What does 'scroll-snap-type: x mandatory' mean?
- Snap along the x axis, and the scroll must land on a snap point
- Snap vertically, optionally
- Disable snapping on x
- Snap only on touch devices
Answer: Snap along the x axis, and the scroll must land on a snap point. x is the axis; mandatory forces the scroll to rest on a snap point (use proximity instead to only snap when released near one).
What binds a CSS animation to the page's scroll position?
- animation-delay: scroll
- scroll-animation: page
- animation-play-state: scroll
- animation-timeline: scroll()
Answer: animation-timeline: scroll(). animation-timeline: scroll() replaces the time-based clock with the scroll container's progress (0% at top, 100% at bottom).
Why is animation-duration set to 'auto' with a scroll timeline?
- To make it infinite
- Because scroll position, not elapsed time, drives the progress — duration is meaningless
- Because auto means 1 second
- It's a syntax requirement of @keyframes
Answer: Because scroll position, not elapsed time, drives the progress — duration is meaningless. Once a scroll timeline drives the animation, time no longer controls it, so the duration is set to auto — the scrollbar becomes the play head.
What does 'animation-timeline: view()' tie the animation to?
- A single element's journey through the viewport (enters and leaves)

Prompt 1 —
According to the CSS quiz text, what does animation-timeline: scroll() replace the time-based clock with?
Prompt 2 —
Echo the part of the CSS quiz text that opens with the words containing "Why is animation-duration" and closes with "the play head.".
Rely only on the CSS quiz text above.

[Data entries]
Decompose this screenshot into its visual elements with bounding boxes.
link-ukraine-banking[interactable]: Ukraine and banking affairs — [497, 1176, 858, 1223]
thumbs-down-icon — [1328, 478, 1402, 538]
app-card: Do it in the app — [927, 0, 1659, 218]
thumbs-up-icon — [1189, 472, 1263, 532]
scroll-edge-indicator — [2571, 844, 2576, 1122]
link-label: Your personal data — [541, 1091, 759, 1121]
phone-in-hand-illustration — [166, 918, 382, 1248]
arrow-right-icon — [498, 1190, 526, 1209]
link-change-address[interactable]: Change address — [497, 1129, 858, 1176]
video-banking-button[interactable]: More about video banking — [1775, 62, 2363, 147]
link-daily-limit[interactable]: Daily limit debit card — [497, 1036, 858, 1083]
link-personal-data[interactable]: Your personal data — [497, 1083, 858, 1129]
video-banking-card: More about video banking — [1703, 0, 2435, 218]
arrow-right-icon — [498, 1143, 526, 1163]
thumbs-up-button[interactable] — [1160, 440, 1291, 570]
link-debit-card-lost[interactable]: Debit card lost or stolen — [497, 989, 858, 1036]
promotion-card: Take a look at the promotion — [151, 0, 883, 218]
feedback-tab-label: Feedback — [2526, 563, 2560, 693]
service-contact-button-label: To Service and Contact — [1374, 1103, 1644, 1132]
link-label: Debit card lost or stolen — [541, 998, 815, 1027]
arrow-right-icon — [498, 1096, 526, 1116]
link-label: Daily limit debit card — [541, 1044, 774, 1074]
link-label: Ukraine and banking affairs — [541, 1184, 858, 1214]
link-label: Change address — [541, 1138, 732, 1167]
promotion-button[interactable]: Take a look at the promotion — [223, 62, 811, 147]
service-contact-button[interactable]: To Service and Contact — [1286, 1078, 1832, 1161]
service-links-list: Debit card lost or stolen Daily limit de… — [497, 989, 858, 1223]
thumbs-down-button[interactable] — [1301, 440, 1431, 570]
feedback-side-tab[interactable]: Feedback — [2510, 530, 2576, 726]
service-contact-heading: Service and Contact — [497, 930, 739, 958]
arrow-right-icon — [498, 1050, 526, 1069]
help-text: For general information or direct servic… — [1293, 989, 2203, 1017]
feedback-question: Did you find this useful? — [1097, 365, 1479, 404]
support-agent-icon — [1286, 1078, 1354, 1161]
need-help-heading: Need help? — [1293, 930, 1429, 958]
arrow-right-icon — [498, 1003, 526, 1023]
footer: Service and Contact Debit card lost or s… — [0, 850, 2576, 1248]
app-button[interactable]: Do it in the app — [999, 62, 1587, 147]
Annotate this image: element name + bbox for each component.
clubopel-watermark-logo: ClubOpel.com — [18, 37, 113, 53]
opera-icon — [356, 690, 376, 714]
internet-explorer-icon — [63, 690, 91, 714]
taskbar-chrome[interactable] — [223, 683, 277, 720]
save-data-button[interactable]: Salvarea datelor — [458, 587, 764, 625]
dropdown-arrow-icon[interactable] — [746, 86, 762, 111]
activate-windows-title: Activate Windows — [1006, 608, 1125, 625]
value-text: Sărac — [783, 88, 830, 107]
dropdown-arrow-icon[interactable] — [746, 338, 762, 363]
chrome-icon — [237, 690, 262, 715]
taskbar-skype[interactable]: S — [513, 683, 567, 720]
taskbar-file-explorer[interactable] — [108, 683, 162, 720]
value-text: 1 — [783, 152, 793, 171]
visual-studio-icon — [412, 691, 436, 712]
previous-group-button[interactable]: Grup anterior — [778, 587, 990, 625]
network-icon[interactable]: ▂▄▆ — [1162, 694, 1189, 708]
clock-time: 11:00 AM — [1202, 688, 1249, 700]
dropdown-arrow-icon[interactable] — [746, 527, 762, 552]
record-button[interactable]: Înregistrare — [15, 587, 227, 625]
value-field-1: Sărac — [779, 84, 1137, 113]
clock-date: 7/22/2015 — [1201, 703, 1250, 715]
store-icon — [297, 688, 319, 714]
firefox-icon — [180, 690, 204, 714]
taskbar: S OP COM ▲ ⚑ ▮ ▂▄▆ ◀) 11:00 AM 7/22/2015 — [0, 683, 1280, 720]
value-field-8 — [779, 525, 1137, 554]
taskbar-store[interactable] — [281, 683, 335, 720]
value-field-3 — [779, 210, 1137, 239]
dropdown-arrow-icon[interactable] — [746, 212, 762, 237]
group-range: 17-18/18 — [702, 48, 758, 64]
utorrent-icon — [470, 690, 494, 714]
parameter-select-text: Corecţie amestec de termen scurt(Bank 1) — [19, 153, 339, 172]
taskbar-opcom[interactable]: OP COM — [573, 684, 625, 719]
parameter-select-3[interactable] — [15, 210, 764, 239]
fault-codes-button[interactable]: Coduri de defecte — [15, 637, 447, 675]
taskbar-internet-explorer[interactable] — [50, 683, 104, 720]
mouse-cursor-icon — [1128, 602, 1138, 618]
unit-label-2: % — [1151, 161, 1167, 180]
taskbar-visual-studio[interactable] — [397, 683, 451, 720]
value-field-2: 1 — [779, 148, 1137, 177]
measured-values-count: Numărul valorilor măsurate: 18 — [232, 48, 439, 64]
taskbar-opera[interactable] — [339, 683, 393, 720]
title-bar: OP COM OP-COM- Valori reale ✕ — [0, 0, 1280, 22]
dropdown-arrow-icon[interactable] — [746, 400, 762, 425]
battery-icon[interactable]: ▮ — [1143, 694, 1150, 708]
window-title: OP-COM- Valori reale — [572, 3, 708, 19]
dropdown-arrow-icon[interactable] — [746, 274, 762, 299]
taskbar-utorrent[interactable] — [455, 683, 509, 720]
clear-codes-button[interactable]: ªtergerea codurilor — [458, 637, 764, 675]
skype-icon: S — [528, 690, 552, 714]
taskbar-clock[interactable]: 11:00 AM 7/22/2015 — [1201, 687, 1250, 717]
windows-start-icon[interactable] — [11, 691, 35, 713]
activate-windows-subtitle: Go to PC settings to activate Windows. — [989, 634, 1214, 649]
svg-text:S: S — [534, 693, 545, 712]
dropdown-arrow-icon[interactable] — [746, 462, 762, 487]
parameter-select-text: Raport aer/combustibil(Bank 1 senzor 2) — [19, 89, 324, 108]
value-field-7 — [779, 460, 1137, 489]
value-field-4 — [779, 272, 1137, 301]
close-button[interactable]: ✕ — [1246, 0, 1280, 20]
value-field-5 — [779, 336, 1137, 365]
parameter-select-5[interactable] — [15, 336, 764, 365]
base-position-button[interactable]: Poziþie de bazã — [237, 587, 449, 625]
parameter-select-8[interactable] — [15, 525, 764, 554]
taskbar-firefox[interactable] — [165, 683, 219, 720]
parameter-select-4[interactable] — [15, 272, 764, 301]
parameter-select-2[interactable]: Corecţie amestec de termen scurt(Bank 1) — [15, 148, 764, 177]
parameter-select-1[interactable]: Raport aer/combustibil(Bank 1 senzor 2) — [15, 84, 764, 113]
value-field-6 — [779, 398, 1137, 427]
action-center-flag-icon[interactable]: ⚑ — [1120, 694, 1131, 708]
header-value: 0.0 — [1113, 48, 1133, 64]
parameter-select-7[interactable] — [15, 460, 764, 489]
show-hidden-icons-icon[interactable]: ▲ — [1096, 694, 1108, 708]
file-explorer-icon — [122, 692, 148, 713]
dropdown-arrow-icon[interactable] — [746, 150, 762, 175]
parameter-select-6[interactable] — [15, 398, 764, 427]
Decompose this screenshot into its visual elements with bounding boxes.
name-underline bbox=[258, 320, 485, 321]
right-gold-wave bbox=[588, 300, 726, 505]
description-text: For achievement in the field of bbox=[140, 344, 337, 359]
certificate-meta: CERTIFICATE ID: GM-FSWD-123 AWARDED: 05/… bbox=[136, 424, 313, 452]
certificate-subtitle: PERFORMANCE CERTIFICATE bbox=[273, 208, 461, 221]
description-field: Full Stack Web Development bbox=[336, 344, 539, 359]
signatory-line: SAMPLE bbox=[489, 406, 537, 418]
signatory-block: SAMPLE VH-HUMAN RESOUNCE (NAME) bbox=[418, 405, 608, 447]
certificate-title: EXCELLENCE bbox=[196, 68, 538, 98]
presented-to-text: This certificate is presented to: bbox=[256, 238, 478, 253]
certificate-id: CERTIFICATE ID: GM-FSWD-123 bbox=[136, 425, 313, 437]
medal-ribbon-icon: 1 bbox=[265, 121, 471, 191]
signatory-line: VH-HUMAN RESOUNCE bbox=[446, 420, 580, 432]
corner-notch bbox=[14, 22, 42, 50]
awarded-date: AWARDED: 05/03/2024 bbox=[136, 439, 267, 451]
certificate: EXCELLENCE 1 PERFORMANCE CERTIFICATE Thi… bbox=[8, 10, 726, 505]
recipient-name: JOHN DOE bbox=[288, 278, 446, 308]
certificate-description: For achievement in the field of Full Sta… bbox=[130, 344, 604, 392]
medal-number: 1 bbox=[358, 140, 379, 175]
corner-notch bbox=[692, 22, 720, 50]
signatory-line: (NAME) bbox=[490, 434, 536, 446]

Reply 1 —
The scroll container's progress, running from 0% at the top to 100% at the bottom.

Reply 2 —
Why is animation-duration set to 'auto' with a scroll timeline?
- To make it infinite
- Because scroll position, not elapsed time, drives the progress — duration is meaningless
- Because auto means 1 second
- It's a syntax requirement of @keyframes
Answer: Because scroll position, not elapsed time, drives the progress — duration is meaningless. Once a scroll timeline drives the animation, time no longer controls it, so the duration is set to auto — the scrollbar becomes the play head.